start

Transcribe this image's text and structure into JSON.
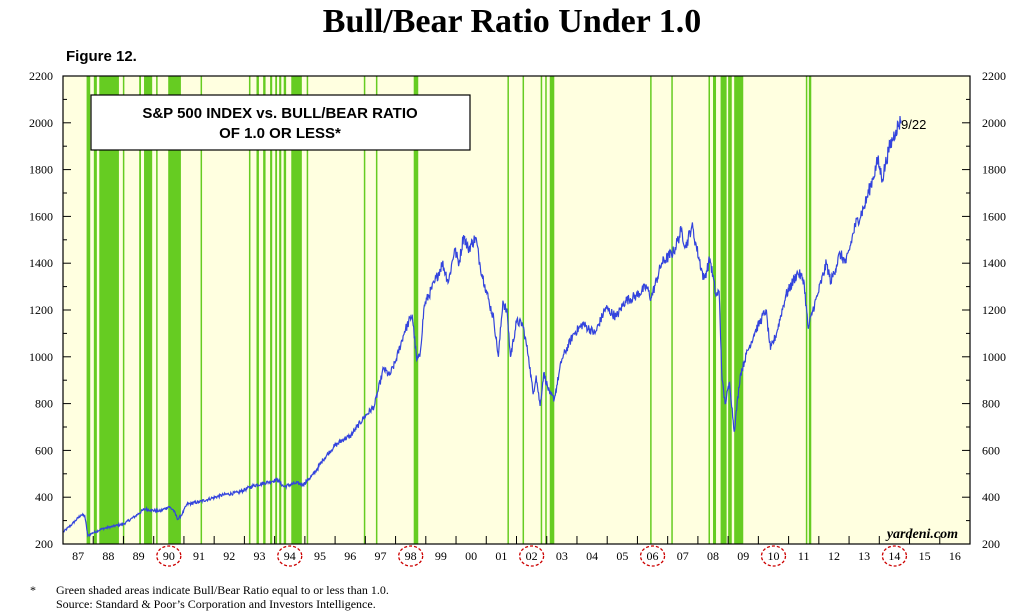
{
  "title": "Bull/Bear Ratio Under 1.0",
  "figure_label": "Figure 12.",
  "legend_box_lines": [
    "S&P 500 INDEX vs. BULL/BEAR RATIO",
    "OF 1.0 OR LESS*"
  ],
  "watermark": "yardeni.com",
  "last_label": "9/22",
  "footnote_star": "*",
  "footnote_line1": "Green shaded areas indicate Bull/Bear Ratio equal to or less than 1.0.",
  "footnote_line2": "Source: Standard & Poor’s Corporation and Investors Intelligence.",
  "colors": {
    "background": "#ffffe0",
    "shade": "#66cc22",
    "line": "#3344dd",
    "circle": "#cc0000"
  },
  "chart_data": {
    "type": "line",
    "x_tick_labels": [
      "87",
      "88",
      "89",
      "90",
      "91",
      "92",
      "93",
      "94",
      "95",
      "96",
      "97",
      "98",
      "99",
      "00",
      "01",
      "02",
      "03",
      "04",
      "05",
      "06",
      "07",
      "08",
      "09",
      "10",
      "11",
      "12",
      "13",
      "14",
      "15",
      "16"
    ],
    "circled_years": [
      "90",
      "94",
      "98",
      "02",
      "06",
      "10",
      "14"
    ],
    "xlim": [
      1987.0,
      2017.0
    ],
    "ylim": [
      200,
      2200
    ],
    "y_ticks": [
      200,
      400,
      600,
      800,
      1000,
      1200,
      1400,
      1600,
      1800,
      2000,
      2200
    ],
    "grid": false,
    "series": [
      {
        "points": [
          [
            1987.0,
            250
          ],
          [
            1987.3,
            285
          ],
          [
            1987.6,
            325
          ],
          [
            1987.72,
            320
          ],
          [
            1987.82,
            235
          ],
          [
            1987.95,
            245
          ],
          [
            1988.3,
            265
          ],
          [
            1988.8,
            280
          ],
          [
            1989.0,
            285
          ],
          [
            1989.4,
            320
          ],
          [
            1989.7,
            350
          ],
          [
            1989.9,
            345
          ],
          [
            1990.2,
            340
          ],
          [
            1990.5,
            360
          ],
          [
            1990.65,
            345
          ],
          [
            1990.8,
            305
          ],
          [
            1990.95,
            330
          ],
          [
            1991.1,
            370
          ],
          [
            1991.5,
            380
          ],
          [
            1991.9,
            395
          ],
          [
            1992.3,
            410
          ],
          [
            1992.8,
            420
          ],
          [
            1993.3,
            450
          ],
          [
            1993.8,
            465
          ],
          [
            1994.1,
            475
          ],
          [
            1994.3,
            445
          ],
          [
            1994.7,
            460
          ],
          [
            1994.95,
            455
          ],
          [
            1995.3,
            500
          ],
          [
            1995.6,
            560
          ],
          [
            1995.95,
            615
          ],
          [
            1996.3,
            650
          ],
          [
            1996.5,
            660
          ],
          [
            1996.95,
            740
          ],
          [
            1997.3,
            790
          ],
          [
            1997.6,
            950
          ],
          [
            1997.8,
            920
          ],
          [
            1998.0,
            980
          ],
          [
            1998.3,
            1110
          ],
          [
            1998.55,
            1180
          ],
          [
            1998.7,
            985
          ],
          [
            1998.8,
            1000
          ],
          [
            1998.95,
            1220
          ],
          [
            1999.3,
            1320
          ],
          [
            1999.55,
            1400
          ],
          [
            1999.75,
            1320
          ],
          [
            1999.95,
            1460
          ],
          [
            2000.1,
            1400
          ],
          [
            2000.25,
            1520
          ],
          [
            2000.4,
            1460
          ],
          [
            2000.65,
            1510
          ],
          [
            2000.8,
            1390
          ],
          [
            2000.95,
            1310
          ],
          [
            2001.1,
            1230
          ],
          [
            2001.25,
            1160
          ],
          [
            2001.4,
            1000
          ],
          [
            2001.55,
            1240
          ],
          [
            2001.7,
            1180
          ],
          [
            2001.8,
            1000
          ],
          [
            2002.0,
            1150
          ],
          [
            2002.2,
            1140
          ],
          [
            2002.4,
            1000
          ],
          [
            2002.55,
            840
          ],
          [
            2002.65,
            920
          ],
          [
            2002.78,
            790
          ],
          [
            2002.9,
            930
          ],
          [
            2003.1,
            840
          ],
          [
            2003.25,
            820
          ],
          [
            2003.5,
            990
          ],
          [
            2003.9,
            1100
          ],
          [
            2004.2,
            1140
          ],
          [
            2004.6,
            1100
          ],
          [
            2004.95,
            1210
          ],
          [
            2005.3,
            1170
          ],
          [
            2005.6,
            1240
          ],
          [
            2005.95,
            1260
          ],
          [
            2006.3,
            1300
          ],
          [
            2006.45,
            1250
          ],
          [
            2006.8,
            1400
          ],
          [
            2007.2,
            1450
          ],
          [
            2007.45,
            1540
          ],
          [
            2007.6,
            1470
          ],
          [
            2007.8,
            1560
          ],
          [
            2007.95,
            1470
          ],
          [
            2008.2,
            1330
          ],
          [
            2008.4,
            1420
          ],
          [
            2008.6,
            1260
          ],
          [
            2008.7,
            1280
          ],
          [
            2008.8,
            900
          ],
          [
            2008.9,
            800
          ],
          [
            2009.05,
            890
          ],
          [
            2009.2,
            680
          ],
          [
            2009.4,
            920
          ],
          [
            2009.6,
            1010
          ],
          [
            2009.9,
            1110
          ],
          [
            2010.25,
            1200
          ],
          [
            2010.4,
            1030
          ],
          [
            2010.6,
            1100
          ],
          [
            2010.9,
            1260
          ],
          [
            2011.3,
            1360
          ],
          [
            2011.5,
            1330
          ],
          [
            2011.65,
            1120
          ],
          [
            2011.8,
            1200
          ],
          [
            2011.95,
            1260
          ],
          [
            2012.25,
            1400
          ],
          [
            2012.4,
            1320
          ],
          [
            2012.7,
            1440
          ],
          [
            2012.9,
            1400
          ],
          [
            2013.2,
            1560
          ],
          [
            2013.5,
            1640
          ],
          [
            2013.8,
            1770
          ],
          [
            2013.95,
            1840
          ],
          [
            2014.1,
            1760
          ],
          [
            2014.3,
            1880
          ],
          [
            2014.55,
            1970
          ],
          [
            2014.72,
            2010
          ]
        ]
      }
    ],
    "shaded_periods": [
      [
        1987.78,
        1987.9
      ],
      [
        1988.02,
        1988.12
      ],
      [
        1988.2,
        1988.85
      ],
      [
        1988.98,
        1989.03
      ],
      [
        1989.52,
        1989.58
      ],
      [
        1989.68,
        1989.95
      ],
      [
        1990.08,
        1990.13
      ],
      [
        1990.48,
        1990.9
      ],
      [
        1991.55,
        1991.6
      ],
      [
        1993.15,
        1993.2
      ],
      [
        1993.4,
        1993.48
      ],
      [
        1993.62,
        1993.7
      ],
      [
        1993.85,
        1993.92
      ],
      [
        1994.02,
        1994.08
      ],
      [
        1994.15,
        1994.22
      ],
      [
        1994.3,
        1994.38
      ],
      [
        1994.55,
        1994.9
      ],
      [
        1995.06,
        1995.1
      ],
      [
        1996.95,
        1997.0
      ],
      [
        1997.35,
        1997.4
      ],
      [
        1998.6,
        1998.75
      ],
      [
        2001.7,
        2001.73
      ],
      [
        2002.2,
        2002.24
      ],
      [
        2002.8,
        2002.85
      ],
      [
        2002.95,
        2003.0
      ],
      [
        2003.1,
        2003.25
      ],
      [
        2006.42,
        2006.45
      ],
      [
        2007.12,
        2007.15
      ],
      [
        2008.35,
        2008.4
      ],
      [
        2008.5,
        2008.6
      ],
      [
        2008.75,
        2008.95
      ],
      [
        2009.0,
        2009.12
      ],
      [
        2009.2,
        2009.5
      ],
      [
        2011.57,
        2011.6
      ],
      [
        2011.67,
        2011.75
      ]
    ]
  }
}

end

GIVEN INSTRUCTION
Copy the records exactly. Skip the pictures.

PROBLEM SOLUTION
Transcribe this image's text and structure into JSON.
{
  "title": "Bull/Bear Ratio Under 1.0",
  "figure_label": "Figure 12.",
  "legend_box_lines": [
    "S&P 500 INDEX vs. BULL/BEAR RATIO",
    "OF 1.0 OR LESS*"
  ],
  "watermark": "yardeni.com",
  "last_label": "9/22",
  "footnote_star": "*",
  "footnote_line1": "Green shaded areas indicate Bull/Bear Ratio equal to or less than 1.0.",
  "footnote_line2": "Source: Standard & Poor’s Corporation and Investors Intelligence.",
  "colors": {
    "background": "#ffffe0",
    "shade": "#66cc22",
    "line": "#3344dd",
    "circle": "#cc0000"
  },
  "chart_data": {
    "type": "line",
    "x_tick_labels": [
      "87",
      "88",
      "89",
      "90",
      "91",
      "92",
      "93",
      "94",
      "95",
      "96",
      "97",
      "98",
      "99",
      "00",
      "01",
      "02",
      "03",
      "04",
      "05",
      "06",
      "07",
      "08",
      "09",
      "10",
      "11",
      "12",
      "13",
      "14",
      "15",
      "16"
    ],
    "circled_years": [
      "90",
      "94",
      "98",
      "02",
      "06",
      "10",
      "14"
    ],
    "xlim": [
      1987.0,
      2017.0
    ],
    "ylim": [
      200,
      2200
    ],
    "y_ticks": [
      200,
      400,
      600,
      800,
      1000,
      1200,
      1400,
      1600,
      1800,
      2000,
      2200
    ],
    "grid": false,
    "series": [
      {
        "points": [
          [
            1987.0,
            250
          ],
          [
            1987.3,
            285
          ],
          [
            1987.6,
            325
          ],
          [
            1987.72,
            320
          ],
          [
            1987.82,
            235
          ],
          [
            1987.95,
            245
          ],
          [
            1988.3,
            265
          ],
          [
            1988.8,
            280
          ],
          [
            1989.0,
            285
          ],
          [
            1989.4,
            320
          ],
          [
            1989.7,
            350
          ],
          [
            1989.9,
            345
          ],
          [
            1990.2,
            340
          ],
          [
            1990.5,
            360
          ],
          [
            1990.65,
            345
          ],
          [
            1990.8,
            305
          ],
          [
            1990.95,
            330
          ],
          [
            1991.1,
            370
          ],
          [
            1991.5,
            380
          ],
          [
            1991.9,
            395
          ],
          [
            1992.3,
            410
          ],
          [
            1992.8,
            420
          ],
          [
            1993.3,
            450
          ],
          [
            1993.8,
            465
          ],
          [
            1994.1,
            475
          ],
          [
            1994.3,
            445
          ],
          [
            1994.7,
            460
          ],
          [
            1994.95,
            455
          ],
          [
            1995.3,
            500
          ],
          [
            1995.6,
            560
          ],
          [
            1995.95,
            615
          ],
          [
            1996.3,
            650
          ],
          [
            1996.5,
            660
          ],
          [
            1996.95,
            740
          ],
          [
            1997.3,
            790
          ],
          [
            1997.6,
            950
          ],
          [
            1997.8,
            920
          ],
          [
            1998.0,
            980
          ],
          [
            1998.3,
            1110
          ],
          [
            1998.55,
            1180
          ],
          [
            1998.7,
            985
          ],
          [
            1998.8,
            1000
          ],
          [
            1998.95,
            1220
          ],
          [
            1999.3,
            1320
          ],
          [
            1999.55,
            1400
          ],
          [
            1999.75,
            1320
          ],
          [
            1999.95,
            1460
          ],
          [
            2000.1,
            1400
          ],
          [
            2000.25,
            1520
          ],
          [
            2000.4,
            1460
          ],
          [
            2000.65,
            1510
          ],
          [
            2000.8,
            1390
          ],
          [
            2000.95,
            1310
          ],
          [
            2001.1,
            1230
          ],
          [
            2001.25,
            1160
          ],
          [
            2001.4,
            1000
          ],
          [
            2001.55,
            1240
          ],
          [
            2001.7,
            1180
          ],
          [
            2001.8,
            1000
          ],
          [
            2002.0,
            1150
          ],
          [
            2002.2,
            1140
          ],
          [
            2002.4,
            1000
          ],
          [
            2002.55,
            840
          ],
          [
            2002.65,
            920
          ],
          [
            2002.78,
            790
          ],
          [
            2002.9,
            930
          ],
          [
            2003.1,
            840
          ],
          [
            2003.25,
            820
          ],
          [
            2003.5,
            990
          ],
          [
            2003.9,
            1100
          ],
          [
            2004.2,
            1140
          ],
          [
            2004.6,
            1100
          ],
          [
            2004.95,
            1210
          ],
          [
            2005.3,
            1170
          ],
          [
            2005.6,
            1240
          ],
          [
            2005.95,
            1260
          ],
          [
            2006.3,
            1300
          ],
          [
            2006.45,
            1250
          ],
          [
            2006.8,
            1400
          ],
          [
            2007.2,
            1450
          ],
          [
            2007.45,
            1540
          ],
          [
            2007.6,
            1470
          ],
          [
            2007.8,
            1560
          ],
          [
            2007.95,
            1470
          ],
          [
            2008.2,
            1330
          ],
          [
            2008.4,
            1420
          ],
          [
            2008.6,
            1260
          ],
          [
            2008.7,
            1280
          ],
          [
            2008.8,
            900
          ],
          [
            2008.9,
            800
          ],
          [
            2009.05,
            890
          ],
          [
            2009.2,
            680
          ],
          [
            2009.4,
            920
          ],
          [
            2009.6,
            1010
          ],
          [
            2009.9,
            1110
          ],
          [
            2010.25,
            1200
          ],
          [
            2010.4,
            1030
          ],
          [
            2010.6,
            1100
          ],
          [
            2010.9,
            1260
          ],
          [
            2011.3,
            1360
          ],
          [
            2011.5,
            1330
          ],
          [
            2011.65,
            1120
          ],
          [
            2011.8,
            1200
          ],
          [
            2011.95,
            1260
          ],
          [
            2012.25,
            1400
          ],
          [
            2012.4,
            1320
          ],
          [
            2012.7,
            1440
          ],
          [
            2012.9,
            1400
          ],
          [
            2013.2,
            1560
          ],
          [
            2013.5,
            1640
          ],
          [
            2013.8,
            1770
          ],
          [
            2013.95,
            1840
          ],
          [
            2014.1,
            1760
          ],
          [
            2014.3,
            1880
          ],
          [
            2014.55,
            1970
          ],
          [
            2014.72,
            2010
          ]
        ]
      }
    ],
    "shaded_periods": [
      [
        1987.78,
        1987.9
      ],
      [
        1988.02,
        1988.12
      ],
      [
        1988.2,
        1988.85
      ],
      [
        1988.98,
        1989.03
      ],
      [
        1989.52,
        1989.58
      ],
      [
        1989.68,
        1989.95
      ],
      [
        1990.08,
        1990.13
      ],
      [
        1990.48,
        1990.9
      ],
      [
        1991.55,
        1991.6
      ],
      [
        1993.15,
        1993.2
      ],
      [
        1993.4,
        1993.48
      ],
      [
        1993.62,
        1993.7
      ],
      [
        1993.85,
        1993.92
      ],
      [
        1994.02,
        1994.08
      ],
      [
        1994.15,
        1994.22
      ],
      [
        1994.3,
        1994.38
      ],
      [
        1994.55,
        1994.9
      ],
      [
        1995.06,
        1995.1
      ],
      [
        1996.95,
        1997.0
      ],
      [
        1997.35,
        1997.4
      ],
      [
        1998.6,
        1998.75
      ],
      [
        2001.7,
        2001.73
      ],
      [
        2002.2,
        2002.24
      ],
      [
        2002.8,
        2002.85
      ],
      [
        2002.95,
        2003.0
      ],
      [
        2003.1,
        2003.25
      ],
      [
        2006.42,
        2006.45
      ],
      [
        2007.12,
        2007.15
      ],
      [
        2008.35,
        2008.4
      ],
      [
        2008.5,
        2008.6
      ],
      [
        2008.75,
        2008.95
      ],
      [
        2009.0,
        2009.12
      ],
      [
        2009.2,
        2009.5
      ],
      [
        2011.57,
        2011.6
      ],
      [
        2011.67,
        2011.75
      ]
    ]
  }
}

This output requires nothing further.